§ **The data**:
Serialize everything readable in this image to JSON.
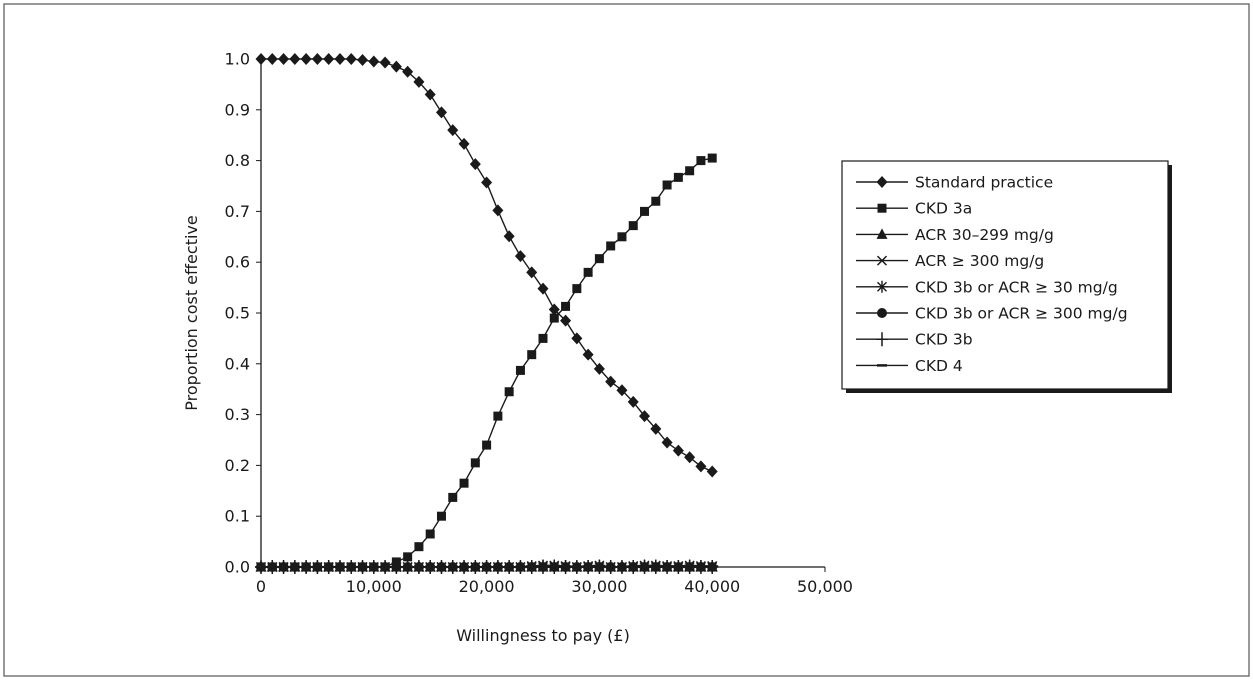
{
  "chart_data": {
    "type": "line",
    "title": "",
    "xlabel": "Willingness to pay (£)",
    "ylabel": "Proportion cost effective",
    "xlim": [
      0,
      50000
    ],
    "ylim": [
      0,
      1.0
    ],
    "x_ticks": [
      0,
      10000,
      20000,
      30000,
      40000,
      50000
    ],
    "x_tick_labels": [
      "0",
      "10,000",
      "20,000",
      "30,000",
      "40,000",
      "50,000"
    ],
    "y_ticks": [
      0,
      0.1,
      0.2,
      0.3,
      0.4,
      0.5,
      0.6,
      0.7,
      0.8,
      0.9,
      1.0
    ],
    "y_tick_labels": [
      "0.0",
      "0.1",
      "0.2",
      "0.3",
      "0.4",
      "0.5",
      "0.6",
      "0.7",
      "0.8",
      "0.9",
      "1.0"
    ],
    "grid": false,
    "legend_position": "right",
    "x": [
      0,
      1000,
      2000,
      3000,
      4000,
      5000,
      6000,
      7000,
      8000,
      9000,
      10000,
      11000,
      12000,
      13000,
      14000,
      15000,
      16000,
      17000,
      18000,
      19000,
      20000,
      21000,
      22000,
      23000,
      24000,
      25000,
      26000,
      27000,
      28000,
      29000,
      30000,
      31000,
      32000,
      33000,
      34000,
      35000,
      36000,
      37000,
      38000,
      39000,
      40000
    ],
    "series": [
      {
        "name": "Standard practice",
        "marker": "diamond",
        "values": [
          1.0,
          1.0,
          1.0,
          1.0,
          1.0,
          1.0,
          1.0,
          1.0,
          1.0,
          0.998,
          0.995,
          0.993,
          0.985,
          0.975,
          0.955,
          0.93,
          0.895,
          0.86,
          0.833,
          0.793,
          0.757,
          0.702,
          0.651,
          0.612,
          0.58,
          0.548,
          0.507,
          0.485,
          0.45,
          0.418,
          0.39,
          0.365,
          0.348,
          0.325,
          0.297,
          0.272,
          0.245,
          0.229,
          0.216,
          0.198,
          0.188
        ]
      },
      {
        "name": "CKD 3a",
        "marker": "square",
        "values": [
          0,
          0,
          0,
          0,
          0,
          0,
          0,
          0,
          0,
          0,
          0,
          0,
          0.01,
          0.02,
          0.04,
          0.065,
          0.1,
          0.137,
          0.165,
          0.205,
          0.24,
          0.297,
          0.345,
          0.387,
          0.418,
          0.45,
          0.49,
          0.513,
          0.548,
          0.58,
          0.607,
          0.632,
          0.65,
          0.672,
          0.7,
          0.72,
          0.752,
          0.767,
          0.78,
          0.8,
          0.805
        ]
      },
      {
        "name": "ACR 30–299 mg/g",
        "marker": "triangle",
        "values": [
          0,
          0,
          0,
          0,
          0,
          0,
          0,
          0,
          0,
          0,
          0,
          0,
          0,
          0,
          0,
          0,
          0,
          0,
          0,
          0,
          0,
          0,
          0,
          0,
          0,
          0,
          0,
          0,
          0,
          0,
          0,
          0,
          0,
          0,
          0,
          0,
          0,
          0,
          0,
          0,
          0
        ]
      },
      {
        "name": "ACR ≥ 300 mg/g",
        "marker": "x",
        "values": [
          0,
          0,
          0,
          0,
          0,
          0,
          0,
          0,
          0,
          0,
          0,
          0,
          0,
          0,
          0,
          0,
          0,
          0,
          0,
          0,
          0,
          0,
          0,
          0,
          0,
          0,
          0,
          0,
          0,
          0,
          0,
          0,
          0,
          0,
          0,
          0,
          0,
          0,
          0,
          0,
          0
        ]
      },
      {
        "name": "CKD 3b or ACR ≥ 30 mg/g",
        "marker": "star",
        "values": [
          0,
          0,
          0,
          0,
          0,
          0,
          0,
          0,
          0,
          0,
          0,
          0,
          0,
          0,
          0,
          0,
          0,
          0,
          0,
          0,
          0,
          0,
          0,
          0,
          0.002,
          0.003,
          0.003,
          0.002,
          0,
          0.002,
          0.003,
          0,
          0,
          0.002,
          0.003,
          0.003,
          0.002,
          0.002,
          0.003,
          0.002,
          0.002
        ]
      },
      {
        "name": "CKD 3b or ACR ≥ 300 mg/g",
        "marker": "circle",
        "values": [
          0,
          0,
          0,
          0,
          0,
          0,
          0,
          0,
          0,
          0,
          0,
          0,
          0,
          0,
          0,
          0,
          0,
          0,
          0,
          0,
          0,
          0,
          0,
          0,
          0,
          0,
          0,
          0,
          0,
          0,
          0,
          0,
          0,
          0,
          0,
          0,
          0,
          0,
          0,
          0,
          0
        ]
      },
      {
        "name": "CKD 3b",
        "marker": "plus",
        "values": [
          0,
          0,
          0,
          0,
          0,
          0,
          0,
          0,
          0,
          0,
          0,
          0,
          0,
          0,
          0,
          0,
          0,
          0,
          0,
          0,
          0,
          0,
          0,
          0,
          0,
          0,
          0,
          0,
          0,
          0,
          0,
          0,
          0,
          0,
          0,
          0,
          0,
          0,
          0,
          0,
          0
        ]
      },
      {
        "name": "CKD 4",
        "marker": "dash",
        "values": [
          0,
          0,
          0,
          0,
          0,
          0,
          0,
          0,
          0,
          0,
          0,
          0,
          0,
          0,
          0,
          0,
          0,
          0,
          0,
          0,
          0,
          0,
          0,
          0,
          0,
          0,
          0,
          0,
          0,
          0,
          0,
          0,
          0,
          0,
          0,
          0,
          0,
          0,
          0,
          0,
          0
        ]
      }
    ]
  },
  "colors": {
    "ink": "#1a1a1a",
    "background": "#ffffff",
    "frame": "#555555"
  }
}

§ **Your objective**:
Reproduce every entry word for word, but skip any pictures.

§ **Response**:
Serialize everything readable in this image to JSON.
{
  "chart_data": {
    "type": "line",
    "title": "",
    "xlabel": "Willingness to pay (£)",
    "ylabel": "Proportion cost effective",
    "xlim": [
      0,
      50000
    ],
    "ylim": [
      0,
      1.0
    ],
    "x_ticks": [
      0,
      10000,
      20000,
      30000,
      40000,
      50000
    ],
    "x_tick_labels": [
      "0",
      "10,000",
      "20,000",
      "30,000",
      "40,000",
      "50,000"
    ],
    "y_ticks": [
      0,
      0.1,
      0.2,
      0.3,
      0.4,
      0.5,
      0.6,
      0.7,
      0.8,
      0.9,
      1.0
    ],
    "y_tick_labels": [
      "0.0",
      "0.1",
      "0.2",
      "0.3",
      "0.4",
      "0.5",
      "0.6",
      "0.7",
      "0.8",
      "0.9",
      "1.0"
    ],
    "grid": false,
    "legend_position": "right",
    "x": [
      0,
      1000,
      2000,
      3000,
      4000,
      5000,
      6000,
      7000,
      8000,
      9000,
      10000,
      11000,
      12000,
      13000,
      14000,
      15000,
      16000,
      17000,
      18000,
      19000,
      20000,
      21000,
      22000,
      23000,
      24000,
      25000,
      26000,
      27000,
      28000,
      29000,
      30000,
      31000,
      32000,
      33000,
      34000,
      35000,
      36000,
      37000,
      38000,
      39000,
      40000
    ],
    "series": [
      {
        "name": "Standard practice",
        "marker": "diamond",
        "values": [
          1.0,
          1.0,
          1.0,
          1.0,
          1.0,
          1.0,
          1.0,
          1.0,
          1.0,
          0.998,
          0.995,
          0.993,
          0.985,
          0.975,
          0.955,
          0.93,
          0.895,
          0.86,
          0.833,
          0.793,
          0.757,
          0.702,
          0.651,
          0.612,
          0.58,
          0.548,
          0.507,
          0.485,
          0.45,
          0.418,
          0.39,
          0.365,
          0.348,
          0.325,
          0.297,
          0.272,
          0.245,
          0.229,
          0.216,
          0.198,
          0.188
        ]
      },
      {
        "name": "CKD 3a",
        "marker": "square",
        "values": [
          0,
          0,
          0,
          0,
          0,
          0,
          0,
          0,
          0,
          0,
          0,
          0,
          0.01,
          0.02,
          0.04,
          0.065,
          0.1,
          0.137,
          0.165,
          0.205,
          0.24,
          0.297,
          0.345,
          0.387,
          0.418,
          0.45,
          0.49,
          0.513,
          0.548,
          0.58,
          0.607,
          0.632,
          0.65,
          0.672,
          0.7,
          0.72,
          0.752,
          0.767,
          0.78,
          0.8,
          0.805
        ]
      },
      {
        "name": "ACR 30–299 mg/g",
        "marker": "triangle",
        "values": [
          0,
          0,
          0,
          0,
          0,
          0,
          0,
          0,
          0,
          0,
          0,
          0,
          0,
          0,
          0,
          0,
          0,
          0,
          0,
          0,
          0,
          0,
          0,
          0,
          0,
          0,
          0,
          0,
          0,
          0,
          0,
          0,
          0,
          0,
          0,
          0,
          0,
          0,
          0,
          0,
          0
        ]
      },
      {
        "name": "ACR ≥ 300 mg/g",
        "marker": "x",
        "values": [
          0,
          0,
          0,
          0,
          0,
          0,
          0,
          0,
          0,
          0,
          0,
          0,
          0,
          0,
          0,
          0,
          0,
          0,
          0,
          0,
          0,
          0,
          0,
          0,
          0,
          0,
          0,
          0,
          0,
          0,
          0,
          0,
          0,
          0,
          0,
          0,
          0,
          0,
          0,
          0,
          0
        ]
      },
      {
        "name": "CKD 3b or ACR ≥ 30 mg/g",
        "marker": "star",
        "values": [
          0,
          0,
          0,
          0,
          0,
          0,
          0,
          0,
          0,
          0,
          0,
          0,
          0,
          0,
          0,
          0,
          0,
          0,
          0,
          0,
          0,
          0,
          0,
          0,
          0.002,
          0.003,
          0.003,
          0.002,
          0,
          0.002,
          0.003,
          0,
          0,
          0.002,
          0.003,
          0.003,
          0.002,
          0.002,
          0.003,
          0.002,
          0.002
        ]
      },
      {
        "name": "CKD 3b or ACR ≥ 300 mg/g",
        "marker": "circle",
        "values": [
          0,
          0,
          0,
          0,
          0,
          0,
          0,
          0,
          0,
          0,
          0,
          0,
          0,
          0,
          0,
          0,
          0,
          0,
          0,
          0,
          0,
          0,
          0,
          0,
          0,
          0,
          0,
          0,
          0,
          0,
          0,
          0,
          0,
          0,
          0,
          0,
          0,
          0,
          0,
          0,
          0
        ]
      },
      {
        "name": "CKD 3b",
        "marker": "plus",
        "values": [
          0,
          0,
          0,
          0,
          0,
          0,
          0,
          0,
          0,
          0,
          0,
          0,
          0,
          0,
          0,
          0,
          0,
          0,
          0,
          0,
          0,
          0,
          0,
          0,
          0,
          0,
          0,
          0,
          0,
          0,
          0,
          0,
          0,
          0,
          0,
          0,
          0,
          0,
          0,
          0,
          0
        ]
      },
      {
        "name": "CKD 4",
        "marker": "dash",
        "values": [
          0,
          0,
          0,
          0,
          0,
          0,
          0,
          0,
          0,
          0,
          0,
          0,
          0,
          0,
          0,
          0,
          0,
          0,
          0,
          0,
          0,
          0,
          0,
          0,
          0,
          0,
          0,
          0,
          0,
          0,
          0,
          0,
          0,
          0,
          0,
          0,
          0,
          0,
          0,
          0,
          0
        ]
      }
    ]
  },
  "colors": {
    "ink": "#1a1a1a",
    "background": "#ffffff",
    "frame": "#555555"
  }
}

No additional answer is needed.